What is expected.
Quote all entries in full, exactly.

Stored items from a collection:
**********

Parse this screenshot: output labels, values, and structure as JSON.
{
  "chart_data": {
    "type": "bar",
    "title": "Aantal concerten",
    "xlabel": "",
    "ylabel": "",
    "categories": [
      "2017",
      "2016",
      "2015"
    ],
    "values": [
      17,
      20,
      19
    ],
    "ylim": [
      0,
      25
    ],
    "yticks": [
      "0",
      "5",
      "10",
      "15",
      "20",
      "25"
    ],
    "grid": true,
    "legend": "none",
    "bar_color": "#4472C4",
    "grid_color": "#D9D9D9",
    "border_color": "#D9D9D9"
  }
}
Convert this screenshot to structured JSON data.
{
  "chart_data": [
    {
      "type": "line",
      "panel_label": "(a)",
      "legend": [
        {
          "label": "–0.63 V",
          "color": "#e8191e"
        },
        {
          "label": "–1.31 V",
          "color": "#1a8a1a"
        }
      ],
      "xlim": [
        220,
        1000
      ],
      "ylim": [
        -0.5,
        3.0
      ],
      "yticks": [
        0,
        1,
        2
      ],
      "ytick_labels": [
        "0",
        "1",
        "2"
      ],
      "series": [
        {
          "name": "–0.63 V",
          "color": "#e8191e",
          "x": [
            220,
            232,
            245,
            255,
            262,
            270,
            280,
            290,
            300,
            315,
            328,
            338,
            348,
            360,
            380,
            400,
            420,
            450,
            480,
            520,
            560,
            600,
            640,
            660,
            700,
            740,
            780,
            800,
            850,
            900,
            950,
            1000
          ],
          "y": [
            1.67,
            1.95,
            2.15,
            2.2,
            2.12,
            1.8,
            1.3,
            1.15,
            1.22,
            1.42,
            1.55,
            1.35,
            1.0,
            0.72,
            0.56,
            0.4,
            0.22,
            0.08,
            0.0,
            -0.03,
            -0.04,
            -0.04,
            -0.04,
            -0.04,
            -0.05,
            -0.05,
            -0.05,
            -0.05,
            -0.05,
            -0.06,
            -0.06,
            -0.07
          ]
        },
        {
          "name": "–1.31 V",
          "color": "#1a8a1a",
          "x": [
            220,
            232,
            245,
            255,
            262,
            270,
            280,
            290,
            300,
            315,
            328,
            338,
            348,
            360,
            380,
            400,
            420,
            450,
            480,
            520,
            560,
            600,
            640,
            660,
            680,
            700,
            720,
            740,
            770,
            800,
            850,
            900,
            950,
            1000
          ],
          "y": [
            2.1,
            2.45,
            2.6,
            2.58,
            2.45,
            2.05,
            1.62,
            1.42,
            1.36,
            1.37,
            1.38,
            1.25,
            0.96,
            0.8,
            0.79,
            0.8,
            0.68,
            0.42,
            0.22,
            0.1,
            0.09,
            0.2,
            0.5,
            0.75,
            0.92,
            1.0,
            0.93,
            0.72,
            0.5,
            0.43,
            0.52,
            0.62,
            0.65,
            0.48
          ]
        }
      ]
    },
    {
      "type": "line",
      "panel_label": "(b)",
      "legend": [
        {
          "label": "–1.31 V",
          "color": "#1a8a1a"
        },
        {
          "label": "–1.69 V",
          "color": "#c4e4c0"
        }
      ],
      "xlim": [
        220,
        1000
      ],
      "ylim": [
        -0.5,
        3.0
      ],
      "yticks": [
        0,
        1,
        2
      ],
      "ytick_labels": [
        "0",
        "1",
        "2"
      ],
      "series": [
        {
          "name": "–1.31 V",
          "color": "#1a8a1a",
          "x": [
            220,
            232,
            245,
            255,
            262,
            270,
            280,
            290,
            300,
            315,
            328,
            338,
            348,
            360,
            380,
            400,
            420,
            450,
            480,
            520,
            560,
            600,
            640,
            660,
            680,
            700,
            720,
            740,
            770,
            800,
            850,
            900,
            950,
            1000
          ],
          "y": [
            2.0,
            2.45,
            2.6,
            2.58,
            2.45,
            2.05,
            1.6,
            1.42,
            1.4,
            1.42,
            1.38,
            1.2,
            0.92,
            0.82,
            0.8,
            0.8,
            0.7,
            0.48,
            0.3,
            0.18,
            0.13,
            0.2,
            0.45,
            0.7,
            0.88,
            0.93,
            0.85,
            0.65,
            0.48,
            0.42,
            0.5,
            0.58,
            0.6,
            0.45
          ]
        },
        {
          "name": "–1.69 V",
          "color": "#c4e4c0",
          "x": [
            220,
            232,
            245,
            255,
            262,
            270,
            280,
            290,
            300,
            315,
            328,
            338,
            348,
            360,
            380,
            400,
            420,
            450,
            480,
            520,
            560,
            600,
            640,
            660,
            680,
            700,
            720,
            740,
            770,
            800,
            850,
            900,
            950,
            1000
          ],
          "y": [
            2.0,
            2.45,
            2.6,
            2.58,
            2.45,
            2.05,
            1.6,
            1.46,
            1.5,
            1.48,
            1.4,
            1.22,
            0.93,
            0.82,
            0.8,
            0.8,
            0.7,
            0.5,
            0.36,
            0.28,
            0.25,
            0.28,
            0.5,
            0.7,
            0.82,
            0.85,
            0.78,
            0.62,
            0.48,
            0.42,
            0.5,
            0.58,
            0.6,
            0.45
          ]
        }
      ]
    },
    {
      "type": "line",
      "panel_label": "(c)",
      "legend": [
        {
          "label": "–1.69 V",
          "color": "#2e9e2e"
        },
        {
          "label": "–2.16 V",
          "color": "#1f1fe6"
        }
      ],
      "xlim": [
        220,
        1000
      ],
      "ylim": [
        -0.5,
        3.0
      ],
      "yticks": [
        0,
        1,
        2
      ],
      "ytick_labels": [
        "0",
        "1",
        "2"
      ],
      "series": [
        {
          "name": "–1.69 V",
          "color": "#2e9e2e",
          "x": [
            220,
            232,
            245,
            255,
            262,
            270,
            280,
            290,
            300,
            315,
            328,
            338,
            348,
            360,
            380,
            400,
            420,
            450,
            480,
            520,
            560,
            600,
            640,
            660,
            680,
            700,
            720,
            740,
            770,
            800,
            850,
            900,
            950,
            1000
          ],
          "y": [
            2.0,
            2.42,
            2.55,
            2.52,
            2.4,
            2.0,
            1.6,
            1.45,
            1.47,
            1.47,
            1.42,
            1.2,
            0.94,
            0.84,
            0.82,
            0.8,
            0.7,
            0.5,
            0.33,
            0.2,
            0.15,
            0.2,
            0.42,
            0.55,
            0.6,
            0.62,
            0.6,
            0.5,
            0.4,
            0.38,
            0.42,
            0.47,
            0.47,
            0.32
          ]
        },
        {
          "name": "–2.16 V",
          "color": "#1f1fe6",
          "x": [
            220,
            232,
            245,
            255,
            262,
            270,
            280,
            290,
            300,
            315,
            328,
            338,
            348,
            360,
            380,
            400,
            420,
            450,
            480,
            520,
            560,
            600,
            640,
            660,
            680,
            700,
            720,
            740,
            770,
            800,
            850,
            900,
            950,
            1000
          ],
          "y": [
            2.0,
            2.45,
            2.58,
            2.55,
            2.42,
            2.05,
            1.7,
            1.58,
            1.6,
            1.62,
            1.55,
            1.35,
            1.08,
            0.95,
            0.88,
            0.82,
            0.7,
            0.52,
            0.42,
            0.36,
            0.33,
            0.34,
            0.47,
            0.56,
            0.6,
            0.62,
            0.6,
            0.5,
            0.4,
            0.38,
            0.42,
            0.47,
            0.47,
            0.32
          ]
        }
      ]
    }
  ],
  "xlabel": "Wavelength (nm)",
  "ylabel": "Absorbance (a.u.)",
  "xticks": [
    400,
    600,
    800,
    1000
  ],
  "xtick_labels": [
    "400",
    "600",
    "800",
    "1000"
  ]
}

**********

Exercise response.
Parse this screenshot: output labels, values, and structure as JSON.
{
  "chart_data": {
    "type": "bar",
    "title": "Aantal concerten",
    "xlabel": "",
    "ylabel": "",
    "categories": [
      "2017",
      "2016",
      "2015"
    ],
    "values": [
      17,
      20,
      19
    ],
    "ylim": [
      0,
      25
    ],
    "yticks": [
      "0",
      "5",
      "10",
      "15",
      "20",
      "25"
    ],
    "grid": true,
    "legend": "none",
    "bar_color": "#4472C4",
    "grid_color": "#D9D9D9",
    "border_color": "#D9D9D9"
  }
}
Convert this screenshot to structured JSON data.
{
  "chart_data": [
    {
      "type": "line",
      "panel_label": "(a)",
      "legend": [
        {
          "label": "–0.63 V",
          "color": "#e8191e"
        },
        {
          "label": "–1.31 V",
          "color": "#1a8a1a"
        }
      ],
      "xlim": [
        220,
        1000
      ],
      "ylim": [
        -0.5,
        3.0
      ],
      "yticks": [
        0,
        1,
        2
      ],
      "ytick_labels": [
        "0",
        "1",
        "2"
      ],
      "series": [
        {
          "name": "–0.63 V",
          "color": "#e8191e",
          "x": [
            220,
            232,
            245,
            255,
            262,
            270,
            280,
            290,
            300,
            315,
            328,
            338,
            348,
            360,
            380,
            400,
            420,
            450,
            480,
            520,
            560,
            600,
            640,
            660,
            700,
            740,
            780,
            800,
            850,
            900,
            950,
            1000
          ],
          "y": [
            1.67,
            1.95,
            2.15,
            2.2,
            2.12,
            1.8,
            1.3,
            1.15,
            1.22,
            1.42,
            1.55,
            1.35,
            1.0,
            0.72,
            0.56,
            0.4,
            0.22,
            0.08,
            0.0,
            -0.03,
            -0.04,
            -0.04,
            -0.04,
            -0.04,
            -0.05,
            -0.05,
            -0.05,
            -0.05,
            -0.05,
            -0.06,
            -0.06,
            -0.07
          ]
        },
        {
          "name": "–1.31 V",
          "color": "#1a8a1a",
          "x": [
            220,
            232,
            245,
            255,
            262,
            270,
            280,
            290,
            300,
            315,
            328,
            338,
            348,
            360,
            380,
            400,
            420,
            450,
            480,
            520,
            560,
            600,
            640,
            660,
            680,
            700,
            720,
            740,
            770,
            800,
            850,
            900,
            950,
            1000
          ],
          "y": [
            2.1,
            2.45,
            2.6,
            2.58,
            2.45,
            2.05,
            1.62,
            1.42,
            1.36,
            1.37,
            1.38,
            1.25,
            0.96,
            0.8,
            0.79,
            0.8,
            0.68,
            0.42,
            0.22,
            0.1,
            0.09,
            0.2,
            0.5,
            0.75,
            0.92,
            1.0,
            0.93,
            0.72,
            0.5,
            0.43,
            0.52,
            0.62,
            0.65,
            0.48
          ]
        }
      ]
    },
    {
      "type": "line",
      "panel_label": "(b)",
      "legend": [
        {
          "label": "–1.31 V",
          "color": "#1a8a1a"
        },
        {
          "label": "–1.69 V",
          "color": "#c4e4c0"
        }
      ],
      "xlim": [
        220,
        1000
      ],
      "ylim": [
        -0.5,
        3.0
      ],
      "yticks": [
        0,
        1,
        2
      ],
      "ytick_labels": [
        "0",
        "1",
        "2"
      ],
      "series": [
        {
          "name": "–1.31 V",
          "color": "#1a8a1a",
          "x": [
            220,
            232,
            245,
            255,
            262,
            270,
            280,
            290,
            300,
            315,
            328,
            338,
            348,
            360,
            380,
            400,
            420,
            450,
            480,
            520,
            560,
            600,
            640,
            660,
            680,
            700,
            720,
            740,
            770,
            800,
            850,
            900,
            950,
            1000
          ],
          "y": [
            2.0,
            2.45,
            2.6,
            2.58,
            2.45,
            2.05,
            1.6,
            1.42,
            1.4,
            1.42,
            1.38,
            1.2,
            0.92,
            0.82,
            0.8,
            0.8,
            0.7,
            0.48,
            0.3,
            0.18,
            0.13,
            0.2,
            0.45,
            0.7,
            0.88,
            0.93,
            0.85,
            0.65,
            0.48,
            0.42,
            0.5,
            0.58,
            0.6,
            0.45
          ]
        },
        {
          "name": "–1.69 V",
          "color": "#c4e4c0",
          "x": [
            220,
            232,
            245,
            255,
            262,
            270,
            280,
            290,
            300,
            315,
            328,
            338,
            348,
            360,
            380,
            400,
            420,
            450,
            480,
            520,
            560,
            600,
            640,
            660,
            680,
            700,
            720,
            740,
            770,
            800,
            850,
            900,
            950,
            1000
          ],
          "y": [
            2.0,
            2.45,
            2.6,
            2.58,
            2.45,
            2.05,
            1.6,
            1.46,
            1.5,
            1.48,
            1.4,
            1.22,
            0.93,
            0.82,
            0.8,
            0.8,
            0.7,
            0.5,
            0.36,
            0.28,
            0.25,
            0.28,
            0.5,
            0.7,
            0.82,
            0.85,
            0.78,
            0.62,
            0.48,
            0.42,
            0.5,
            0.58,
            0.6,
            0.45
          ]
        }
      ]
    },
    {
      "type": "line",
      "panel_label": "(c)",
      "legend": [
        {
          "label": "–1.69 V",
          "color": "#2e9e2e"
        },
        {
          "label": "–2.16 V",
          "color": "#1f1fe6"
        }
      ],
      "xlim": [
        220,
        1000
      ],
      "ylim": [
        -0.5,
        3.0
      ],
      "yticks": [
        0,
        1,
        2
      ],
      "ytick_labels": [
        "0",
        "1",
        "2"
      ],
      "series": [
        {
          "name": "–1.69 V",
          "color": "#2e9e2e",
          "x": [
            220,
            232,
            245,
            255,
            262,
            270,
            280,
            290,
            300,
            315,
            328,
            338,
            348,
            360,
            380,
            400,
            420,
            450,
            480,
            520,
            560,
            600,
            640,
            660,
            680,
            700,
            720,
            740,
            770,
            800,
            850,
            900,
            950,
            1000
          ],
          "y": [
            2.0,
            2.42,
            2.55,
            2.52,
            2.4,
            2.0,
            1.6,
            1.45,
            1.47,
            1.47,
            1.42,
            1.2,
            0.94,
            0.84,
            0.82,
            0.8,
            0.7,
            0.5,
            0.33,
            0.2,
            0.15,
            0.2,
            0.42,
            0.55,
            0.6,
            0.62,
            0.6,
            0.5,
            0.4,
            0.38,
            0.42,
            0.47,
            0.47,
            0.32
          ]
        },
        {
          "name": "–2.16 V",
          "color": "#1f1fe6",
          "x": [
            220,
            232,
            245,
            255,
            262,
            270,
            280,
            290,
            300,
            315,
            328,
            338,
            348,
            360,
            380,
            400,
            420,
            450,
            480,
            520,
            560,
            600,
            640,
            660,
            680,
            700,
            720,
            740,
            770,
            800,
            850,
            900,
            950,
            1000
          ],
          "y": [
            2.0,
            2.45,
            2.58,
            2.55,
            2.42,
            2.05,
            1.7,
            1.58,
            1.6,
            1.62,
            1.55,
            1.35,
            1.08,
            0.95,
            0.88,
            0.82,
            0.7,
            0.52,
            0.42,
            0.36,
            0.33,
            0.34,
            0.47,
            0.56,
            0.6,
            0.62,
            0.6,
            0.5,
            0.4,
            0.38,
            0.42,
            0.47,
            0.47,
            0.32
          ]
        }
      ]
    }
  ],
  "xlabel": "Wavelength (nm)",
  "ylabel": "Absorbance (a.u.)",
  "xticks": [
    400,
    600,
    800,
    1000
  ],
  "xtick_labels": [
    "400",
    "600",
    "800",
    "1000"
  ]
}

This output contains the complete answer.